DATA EXCERPTS:
• • • •
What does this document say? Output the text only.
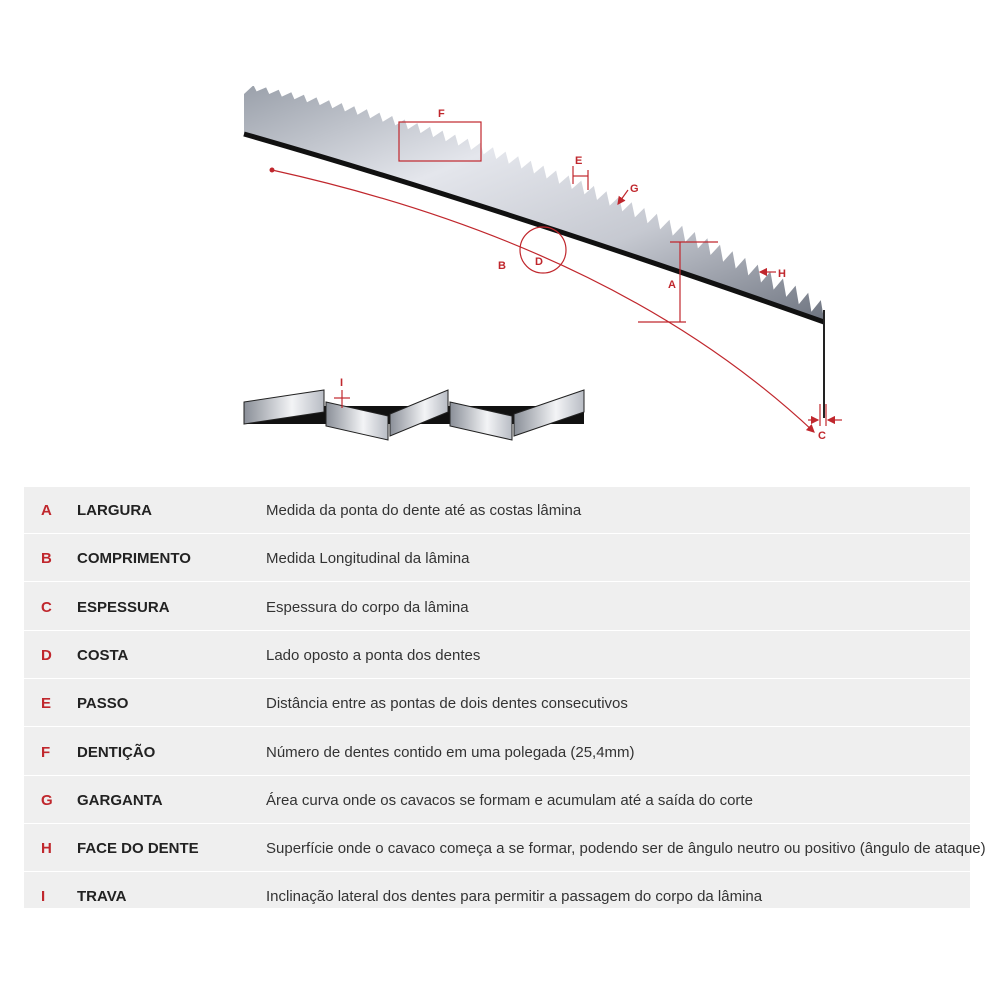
B
F
E
G
D
A
H
C
I
A LARGURA	Medida da ponta do dente até as costas lâmina
B COMPRIMENTO	Medida Longitudinal da lâmina
C ESPESSURA	Espessura do corpo da lâmina
D COSTA	Lado oposto a ponta dos dentes
E PASSO	Distância entre as pontas de dois dentes consecutivos
F DENTIÇÃO	Número de dentes contido em uma polegada (25,4mm)
G GARGANTA	Área curva onde os cavacos se formam e acumulam até a saída do corte
H FACE DO DENTE	Superfície onde o cavaco começa a se formar, podendo ser de ângulo neutro ou positivo (ângulo de ataque)
I TRAVA	Inclinação lateral dos dentes para permitir a passagem do corpo da lâmina
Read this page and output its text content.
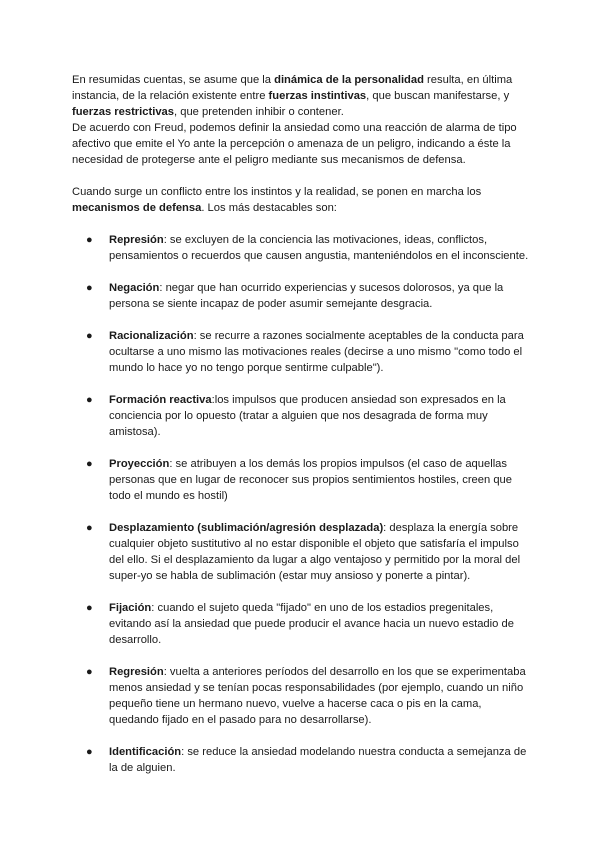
En resumidas cuentas, se asume que la dinámica de la personalidad resulta, en última instancia, de la relación existente entre fuerzas instintivas, que buscan manifestarse, y fuerzas restrictivas, que pretenden inhibir o contener.

De acuerdo con Freud, podemos definir la ansiedad como una reacción de alarma de tipo afectivo que emite el Yo ante la percepción o amenaza de un peligro, indicando a éste la necesidad de protegerse ante el peligro mediante sus mecanismos de defensa.

Cuando surge un conflicto entre los instintos y la realidad, se ponen en marcha los mecanismos de defensa. Los más destacables son:

● Represión: se excluyen de la conciencia las motivaciones, ideas, conflictos, pensamientos o recuerdos que causen angustia, manteniéndolos en el inconsciente.
● Negación: negar que han ocurrido experiencias y sucesos dolorosos, ya que la persona se siente incapaz de poder asumir semejante desgracia.
● Racionalización: se recurre a razones socialmente aceptables de la conducta para ocultarse a uno mismo las motivaciones reales (decirse a uno mismo "como todo el mundo lo hace yo no tengo porque sentirme culpable").
● Formación reactiva:los impulsos que producen ansiedad son expresados en la conciencia por lo opuesto (tratar a alguien que nos desagrada de forma muy amistosa).
● Proyección: se atribuyen a los demás los propios impulsos (el caso de aquellas personas que en lugar de reconocer sus propios sentimientos hostiles, creen que todo el mundo es hostil)
● Desplazamiento (sublimación/agresión desplazada): desplaza la energía sobre cualquier objeto sustitutivo al no estar disponible el objeto que satisfaría el impulso del ello. Si el desplazamiento da lugar a algo ventajoso y permitido por la moral del super-yo se habla de sublimación (estar muy ansioso y ponerte a pintar).
● Fijación: cuando el sujeto queda "fijado" en uno de los estadios pregenitales, evitando así la ansiedad que puede producir el avance hacia un nuevo estadio de desarrollo.
● Regresión: vuelta a anteriores períodos del desarrollo en los que se experimentaba menos ansiedad y se tenían pocas responsabilidades (por ejemplo, cuando un niño pequeño tiene un hermano nuevo, vuelve a hacerse caca o pis en la cama, quedando fijado en el pasado para no desarrollarse).
● Identificación: se reduce la ansiedad modelando nuestra conducta a semejanza de la de alguien.
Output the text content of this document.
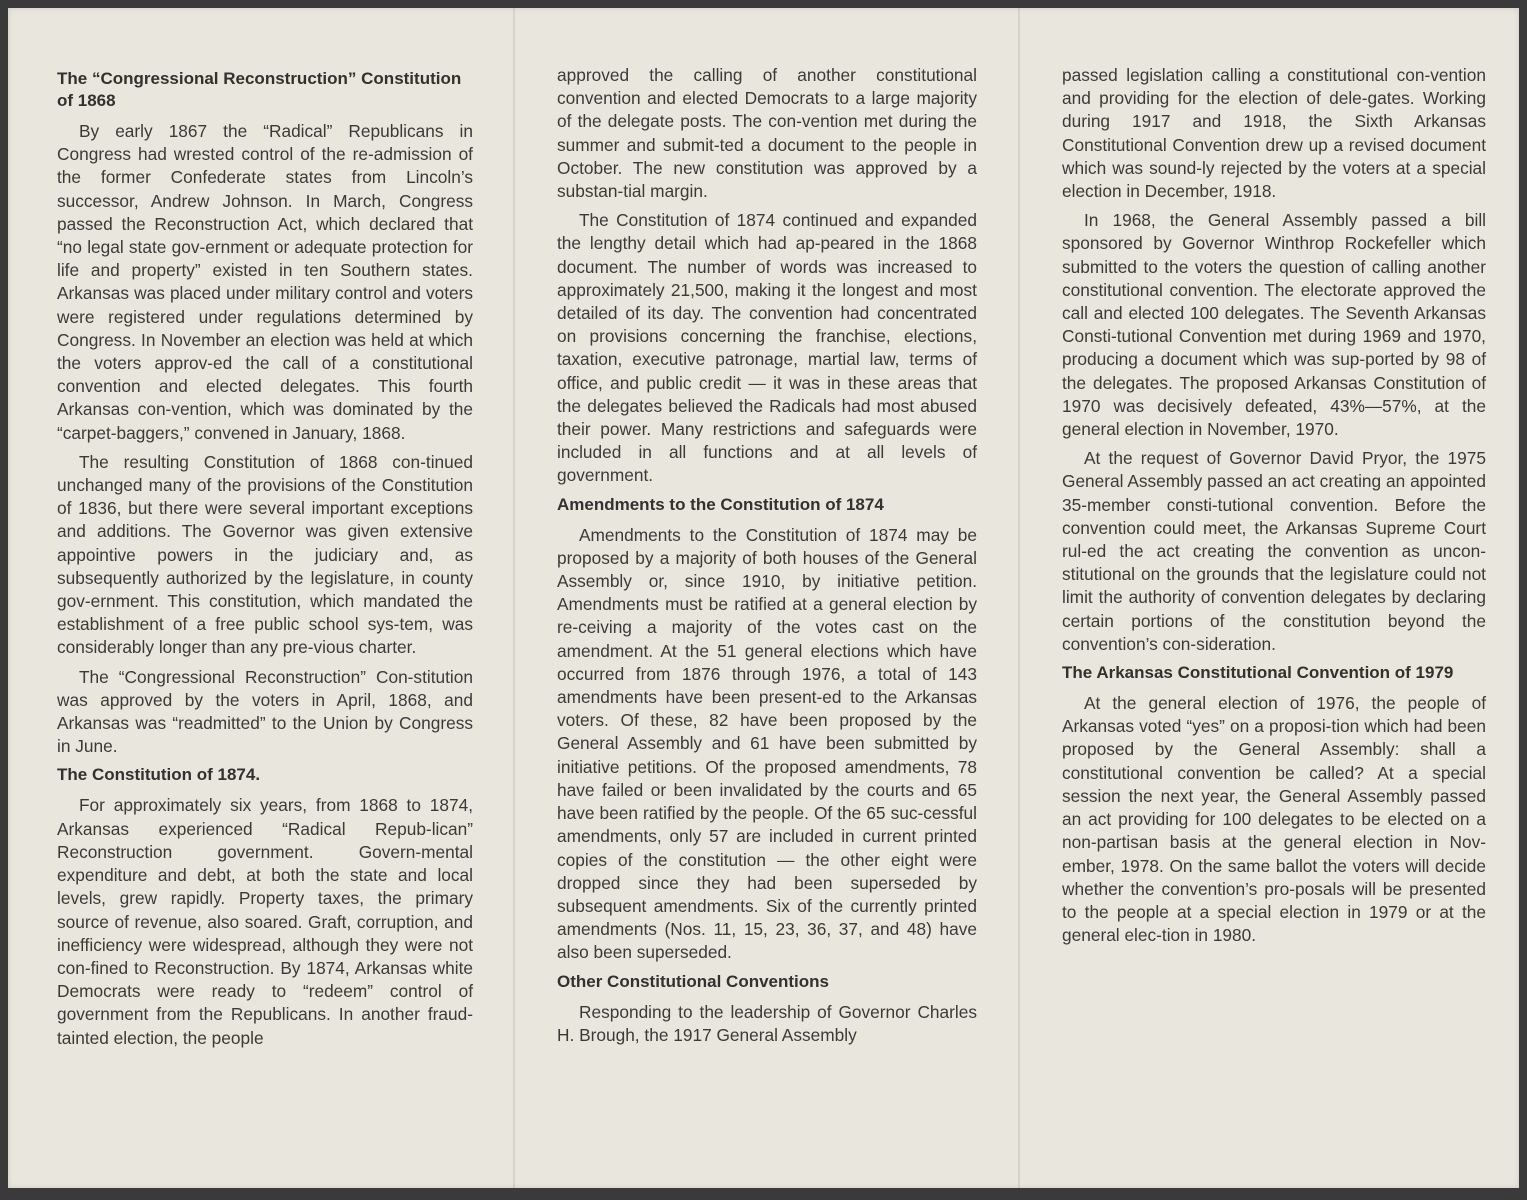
The “Congressional Reconstruction” Constitution of 1868

By early 1867 the “Radical” Republicans in Congress had wrested control of the re-admission of the former Confederate states from Lincoln’s successor, Andrew Johnson. In March, Congress passed the Reconstruction Act, which declared that “no legal state gov-ernment or adequate protection for life and property” existed in ten Southern states. Arkansas was placed under military control and voters were registered under regulations determined by Congress. In November an election was held at which the voters approv-ed the call of a constitutional convention and elected delegates. This fourth Arkansas con-vention, which was dominated by the “carpet-baggers,” convened in January, 1868.

The resulting Constitution of 1868 con-tinued unchanged many of the provisions of the Constitution of 1836, but there were several important exceptions and additions. The Governor was given extensive appointive powers in the judiciary and, as subsequently authorized by the legislature, in county gov-ernment. This constitution, which mandated the establishment of a free public school sys-tem, was considerably longer than any pre-vious charter.

The “Congressional Reconstruction” Con-stitution was approved by the voters in April, 1868, and Arkansas was “readmitted” to the Union by Congress in June.

The Constitution of 1874.

For approximately six years, from 1868 to 1874, Arkansas experienced “Radical Repub-lican” Reconstruction government. Govern-mental expenditure and debt, at both the state and local levels, grew rapidly. Property taxes, the primary source of revenue, also soared. Graft, corruption, and inefficiency were widespread, although they were not con-fined to Reconstruction. By 1874, Arkansas white Democrats were ready to “redeem” control of government from the Republicans. In another fraud-tainted election, the people

approved the calling of another constitutional convention and elected Democrats to a large majority of the delegate posts. The con-vention met during the summer and submit-ted a document to the people in October. The new constitution was approved by a substan-tial margin.

The Constitution of 1874 continued and expanded the lengthy detail which had ap-peared in the 1868 document. The number of words was increased to approximately 21,500, making it the longest and most detailed of its day. The convention had concentrated on provisions concerning the franchise, elections, taxation, executive patronage, martial law, terms of office, and public credit — it was in these areas that the delegates believed the Radicals had most abused their power. Many restrictions and safeguards were included in all functions and at all levels of government.

Amendments to the Constitution of 1874

Amendments to the Constitution of 1874 may be proposed by a majority of both houses of the General Assembly or, since 1910, by initiative petition. Amendments must be ratified at a general election by re-ceiving a majority of the votes cast on the amendment. At the 51 general elections which have occurred from 1876 through 1976, a total of 143 amendments have been present-ed to the Arkansas voters. Of these, 82 have been proposed by the General Assembly and 61 have been submitted by initiative petitions. Of the proposed amendments, 78 have failed or been invalidated by the courts and 65 have been ratified by the people. Of the 65 suc-cessful amendments, only 57 are included in current printed copies of the constitution — the other eight were dropped since they had been superseded by subsequent amendments. Six of the currently printed amendments (Nos. 11, 15, 23, 36, 37, and 48) have also been superseded.

Other Constitutional Conventions

Responding to the leadership of Governor Charles H. Brough, the 1917 General Assembly

passed legislation calling a constitutional con-vention and providing for the election of dele-gates. Working during 1917 and 1918, the Sixth Arkansas Constitutional Convention drew up a revised document which was sound-ly rejected by the voters at a special election in December, 1918.

In 1968, the General Assembly passed a bill sponsored by Governor Winthrop Rockefeller which submitted to the voters the question of calling another constitutional convention. The electorate approved the call and elected 100 delegates. The Seventh Arkansas Consti-tutional Convention met during 1969 and 1970, producing a document which was sup-ported by 98 of the delegates. The proposed Arkansas Constitution of 1970 was decisively defeated, 43%—57%, at the general election in November, 1970.

At the request of Governor David Pryor, the 1975 General Assembly passed an act creating an appointed 35-member consti-tutional convention. Before the convention could meet, the Arkansas Supreme Court rul-ed the act creating the convention as uncon-stitutional on the grounds that the legislature could not limit the authority of convention delegates by declaring certain portions of the constitution beyond the convention’s con-sideration.

The Arkansas Constitutional Convention of 1979

At the general election of 1976, the people of Arkansas voted “yes” on a proposi-tion which had been proposed by the General Assembly: shall a constitutional convention be called? At a special session the next year, the General Assembly passed an act providing for 100 delegates to be elected on a non-partisan basis at the general election in Nov-ember, 1978. On the same ballot the voters will decide whether the convention’s pro-posals will be presented to the people at a special election in 1979 or at the general elec-tion in 1980.
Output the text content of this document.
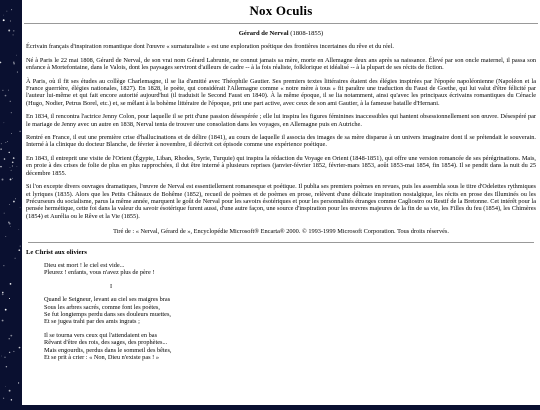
Nox Oculis
Gérard de Nerval (1808-1855)

Écrivain français d'inspiration romantique dont l'œuvre « surnaturaliste » est une exploration poétique des frontières incertaines du rêve et du réel.

Né à Paris le 22 mai 1808, Gérard de Nerval, de son vrai nom Gérard Labrunie, ne connut jamais sa mère, morte en Allemagne deux ans après sa naissance. Élevé par son oncle maternel, il passa son enfance à Mortefontaine, dans le Valois, dont les paysages serviront d'ailleurs de cadre -- à la fois réaliste, folklorique et idéalisé -- à la plupart de ses récits de fiction.

À Paris, où il fit ses études au collège Charlemagne, il se lia d'amitié avec Théophile Gautier. Ses premiers textes littéraires étaient des élégies inspirées par l'épopée napoléonienne (Napoléon et la France guerrière, élégies nationales, 1827). En 1828, le poète, qui considérait l'Allemagne comme « notre mère à tous » fit paraître une traduction du Faust de Goethe, qui lui valut d'être félicité par l'auteur lui-même et qui fait encore autorité aujourd'hui (il traduisit le Second Faust en 1840). À la même époque, il se lia notamment, ainsi qu'avec les principaux écrivains romantiques du Cénacle (Hugo, Nodier, Petrus Borel, etc.) et, se mêlant à la bohème littéraire de l'époque, prit une part active, avec ceux de son ami Gautier, à la fameuse bataille d'Hernani.

En 1834, il rencontra l'actrice Jenny Colon, pour laquelle il se prit d'une passion désespérée ; elle lui inspira les figures féminines inaccessibles qui hantent obsessionnellement son œuvre. Désespéré par le mariage de Jenny avec un autre en 1838, Nerval tenta de trouver une consolation dans les voyages, en Allemagne puis en Autriche.

Rentré en France, il eut une première crise d'hallucinations et de délire (1841), au cours de laquelle il associa des images de sa mère disparue à un univers imaginaire dont il se prétendait le souverain. Interné à la clinique du docteur Blanche, de février à novembre, il décrivit cet épisode comme une expérience poétique.

En 1843, il entreprit une visite de l'Orient (Égypte, Liban, Rhodes, Syrie, Turquie) qui inspira la rédaction du Voyage en Orient (1848-1851), qui offre une version romancée de ses pérégrinations. Mais, en proie à des crises de folie de plus en plus rapprochées, il dut être interné à plusieurs reprises (janvier-février 1852, février-mars 1853, août 1853-mai 1854, fin 1854). Il se pendit dans la nuit du 25 décembre 1855.

Si l'on excepte divers ouvrages dramatiques, l'œuvre de Nerval est essentiellement romanesque et poétique. Il publia ses premiers poèmes en revues, puis les assembla sous le titre d'Odelettes rythmiques et lyriques (1835). Alors que les Petits Châteaux de Bohême (1852), recueil de poèmes et de poèmes en prose, relèvent d'une délicate inspiration nostalgique, les récits en prose des Illuminés ou les Précurseurs du socialisme, parus la même année, marquent le goût de Nerval pour les savoirs ésotériques et pour les personnalités étranges comme Cagliostro ou Restif de la Bretonne. Cet intérêt pour la pensée hermétique, cette foi dans la valeur du savoir ésotérique furent aussi, d'une autre façon, une source d'inspiration pour les œuvres majeures de la fin de sa vie, les Filles du feu (1854), les Chimères (1854) et Aurélia ou le Rêve et la Vie (1855).

Tiré de : « Nerval, Gérard de », Encyclopédie Microsoft® Encarta® 2000. © 1993-1999 Microsoft Corporation. Tous droits réservés.
Le Christ aux oliviers
Dieu est mort ! le ciel est vide...
Pleurez ! enfants, vous n'avez plus de père !
I
Quand le Seigneur, levant au ciel ses maigres bras
Sous les arbres sacrés, comme font les poètes,
Se fut longtemps perdu dans ses douleurs muettes,
Et se jugea trahi par des amis ingrats ;
Il se tourna vers ceux qui l'attendaient en bas
Rêvant d'être des rois, des sages, des prophètes...
Mais engourdis, perdus dans le sommeil des bêtes,
Et se prit à crier : « Non, Dieu n'existe pas ! »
• • • •
EXERCISE AIM: Gather each line in the data that holds the string "Democrats".

TASK RESULT:
For approximately six years, from 1868 to 1874, Arkansas experienced “Radical Repub-lican” Reconstruction government. Govern-mental expenditure and debt, at both the state and local levels, grew rapidly. Property taxes, the primary source of revenue, also soared. Graft, corruption, and inefficiency were widespread, although they were not con-fined to Reconstruction. By 1874, Arkansas white Democrats were ready to “redeem” control of government from the Republicans. In another fraud-tainted election, the people
approved the calling of another constitutional convention and elected Democrats to a large majority of the delegate posts. The con-vention met during the summer and submit-ted a document to the people in October. The new constitution was approved by a substan-tial margin.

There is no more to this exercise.